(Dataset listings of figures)
==================================================
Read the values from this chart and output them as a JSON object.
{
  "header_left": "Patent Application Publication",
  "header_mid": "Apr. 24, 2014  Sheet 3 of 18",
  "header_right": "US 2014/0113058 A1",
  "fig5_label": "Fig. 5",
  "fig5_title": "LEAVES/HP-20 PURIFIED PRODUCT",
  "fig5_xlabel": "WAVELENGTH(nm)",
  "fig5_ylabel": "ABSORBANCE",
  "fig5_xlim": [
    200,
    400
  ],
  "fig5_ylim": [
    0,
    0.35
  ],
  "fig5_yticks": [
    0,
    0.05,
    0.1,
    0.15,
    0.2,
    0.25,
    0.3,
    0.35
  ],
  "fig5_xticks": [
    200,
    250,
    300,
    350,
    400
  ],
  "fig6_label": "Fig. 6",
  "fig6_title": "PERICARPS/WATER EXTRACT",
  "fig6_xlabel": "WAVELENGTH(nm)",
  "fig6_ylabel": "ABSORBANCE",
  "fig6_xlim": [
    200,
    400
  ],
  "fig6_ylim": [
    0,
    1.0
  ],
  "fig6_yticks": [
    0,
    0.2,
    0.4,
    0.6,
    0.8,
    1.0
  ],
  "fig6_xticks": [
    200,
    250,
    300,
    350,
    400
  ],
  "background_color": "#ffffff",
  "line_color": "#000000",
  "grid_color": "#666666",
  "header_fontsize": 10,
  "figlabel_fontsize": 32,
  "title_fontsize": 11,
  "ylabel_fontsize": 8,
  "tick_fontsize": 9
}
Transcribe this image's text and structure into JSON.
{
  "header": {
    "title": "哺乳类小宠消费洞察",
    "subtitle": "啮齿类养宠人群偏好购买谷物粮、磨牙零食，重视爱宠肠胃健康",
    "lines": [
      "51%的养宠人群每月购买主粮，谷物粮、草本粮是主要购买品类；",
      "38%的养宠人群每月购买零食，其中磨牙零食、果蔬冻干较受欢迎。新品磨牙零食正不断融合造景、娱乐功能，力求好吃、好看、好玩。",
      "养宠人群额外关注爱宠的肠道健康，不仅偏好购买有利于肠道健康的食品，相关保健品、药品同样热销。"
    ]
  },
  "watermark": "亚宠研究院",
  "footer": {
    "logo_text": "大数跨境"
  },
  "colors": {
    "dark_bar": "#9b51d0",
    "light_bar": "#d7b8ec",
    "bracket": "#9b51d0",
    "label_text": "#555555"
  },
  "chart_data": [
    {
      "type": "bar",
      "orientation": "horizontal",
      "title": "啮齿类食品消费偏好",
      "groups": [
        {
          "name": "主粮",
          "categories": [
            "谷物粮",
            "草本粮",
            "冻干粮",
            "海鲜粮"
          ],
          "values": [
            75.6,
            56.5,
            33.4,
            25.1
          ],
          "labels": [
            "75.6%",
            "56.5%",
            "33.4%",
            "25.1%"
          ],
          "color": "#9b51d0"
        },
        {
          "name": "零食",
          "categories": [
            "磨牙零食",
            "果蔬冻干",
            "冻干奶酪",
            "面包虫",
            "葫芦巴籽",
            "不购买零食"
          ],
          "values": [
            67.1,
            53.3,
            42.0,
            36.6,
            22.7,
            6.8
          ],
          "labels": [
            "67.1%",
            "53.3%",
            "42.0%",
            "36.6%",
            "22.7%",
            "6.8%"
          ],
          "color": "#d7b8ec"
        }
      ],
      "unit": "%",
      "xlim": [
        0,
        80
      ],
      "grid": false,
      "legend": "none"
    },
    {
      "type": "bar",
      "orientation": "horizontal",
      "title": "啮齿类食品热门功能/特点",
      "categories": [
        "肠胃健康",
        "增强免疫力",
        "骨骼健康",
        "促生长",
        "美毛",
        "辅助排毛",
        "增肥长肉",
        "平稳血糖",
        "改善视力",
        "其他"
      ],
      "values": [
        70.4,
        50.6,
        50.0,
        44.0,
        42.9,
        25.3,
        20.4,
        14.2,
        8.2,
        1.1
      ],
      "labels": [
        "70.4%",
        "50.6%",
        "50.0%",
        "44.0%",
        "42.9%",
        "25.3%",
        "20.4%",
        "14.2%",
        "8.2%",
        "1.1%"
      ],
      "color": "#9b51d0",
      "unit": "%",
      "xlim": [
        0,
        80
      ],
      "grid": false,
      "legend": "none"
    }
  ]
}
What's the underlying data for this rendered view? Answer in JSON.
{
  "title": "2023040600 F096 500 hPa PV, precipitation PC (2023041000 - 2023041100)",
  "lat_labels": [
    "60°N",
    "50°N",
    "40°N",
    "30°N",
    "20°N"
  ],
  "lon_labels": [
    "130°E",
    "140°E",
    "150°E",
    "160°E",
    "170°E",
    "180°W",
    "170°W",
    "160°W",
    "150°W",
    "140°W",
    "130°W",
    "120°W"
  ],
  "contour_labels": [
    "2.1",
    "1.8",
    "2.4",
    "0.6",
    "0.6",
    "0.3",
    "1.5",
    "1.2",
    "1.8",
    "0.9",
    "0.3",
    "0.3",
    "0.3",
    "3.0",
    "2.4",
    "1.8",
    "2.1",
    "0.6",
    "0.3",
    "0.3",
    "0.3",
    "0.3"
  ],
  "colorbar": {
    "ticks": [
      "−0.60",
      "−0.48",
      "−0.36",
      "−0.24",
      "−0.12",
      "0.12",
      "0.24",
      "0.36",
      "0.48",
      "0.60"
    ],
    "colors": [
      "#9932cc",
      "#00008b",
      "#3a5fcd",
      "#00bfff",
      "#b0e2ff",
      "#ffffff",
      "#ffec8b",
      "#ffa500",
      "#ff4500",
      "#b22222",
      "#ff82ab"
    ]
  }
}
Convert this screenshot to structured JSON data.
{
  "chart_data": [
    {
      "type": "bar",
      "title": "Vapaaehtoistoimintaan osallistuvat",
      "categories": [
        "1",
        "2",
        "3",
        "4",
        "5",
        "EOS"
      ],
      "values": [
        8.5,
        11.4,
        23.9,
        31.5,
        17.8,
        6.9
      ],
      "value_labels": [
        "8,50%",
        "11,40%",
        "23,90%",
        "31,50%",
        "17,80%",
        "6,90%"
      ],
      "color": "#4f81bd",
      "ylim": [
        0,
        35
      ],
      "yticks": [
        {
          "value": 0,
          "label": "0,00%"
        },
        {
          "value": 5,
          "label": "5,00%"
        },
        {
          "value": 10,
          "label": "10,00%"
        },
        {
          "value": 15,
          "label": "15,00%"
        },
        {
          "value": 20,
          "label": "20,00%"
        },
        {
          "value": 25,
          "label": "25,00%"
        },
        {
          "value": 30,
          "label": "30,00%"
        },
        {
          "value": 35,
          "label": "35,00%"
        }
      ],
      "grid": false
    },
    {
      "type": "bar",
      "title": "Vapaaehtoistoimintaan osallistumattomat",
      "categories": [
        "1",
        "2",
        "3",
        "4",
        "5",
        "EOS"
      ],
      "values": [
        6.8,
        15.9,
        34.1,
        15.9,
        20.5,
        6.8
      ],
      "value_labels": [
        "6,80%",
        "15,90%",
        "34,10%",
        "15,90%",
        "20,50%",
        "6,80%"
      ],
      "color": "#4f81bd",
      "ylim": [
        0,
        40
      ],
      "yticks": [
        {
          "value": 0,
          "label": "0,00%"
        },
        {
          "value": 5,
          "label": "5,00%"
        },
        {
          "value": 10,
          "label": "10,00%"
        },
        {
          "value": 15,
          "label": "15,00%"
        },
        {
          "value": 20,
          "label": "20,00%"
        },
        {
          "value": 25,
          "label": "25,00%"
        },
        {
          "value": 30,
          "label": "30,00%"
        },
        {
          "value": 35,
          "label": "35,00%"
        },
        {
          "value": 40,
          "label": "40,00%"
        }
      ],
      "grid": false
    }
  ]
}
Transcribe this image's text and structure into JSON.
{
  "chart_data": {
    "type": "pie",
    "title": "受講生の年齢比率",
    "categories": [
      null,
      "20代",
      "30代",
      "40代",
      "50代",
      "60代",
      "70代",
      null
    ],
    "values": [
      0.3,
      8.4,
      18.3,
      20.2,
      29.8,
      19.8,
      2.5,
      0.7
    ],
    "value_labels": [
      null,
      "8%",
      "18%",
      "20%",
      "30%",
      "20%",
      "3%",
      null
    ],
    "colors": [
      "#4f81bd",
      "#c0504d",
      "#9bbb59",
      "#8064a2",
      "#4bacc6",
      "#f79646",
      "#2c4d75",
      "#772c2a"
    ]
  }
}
==================================================
Find all lines where the word "this" appears. Copy them.

### FULL ANSWER
Read the values from this chart and output them as a JSON object.
Transcribe this image's text and structure into JSON.
What's the underlying data for this rendered view? Answer in JSON.
Convert this screenshot to structured JSON data.
Transcribe this image's text and structure into JSON.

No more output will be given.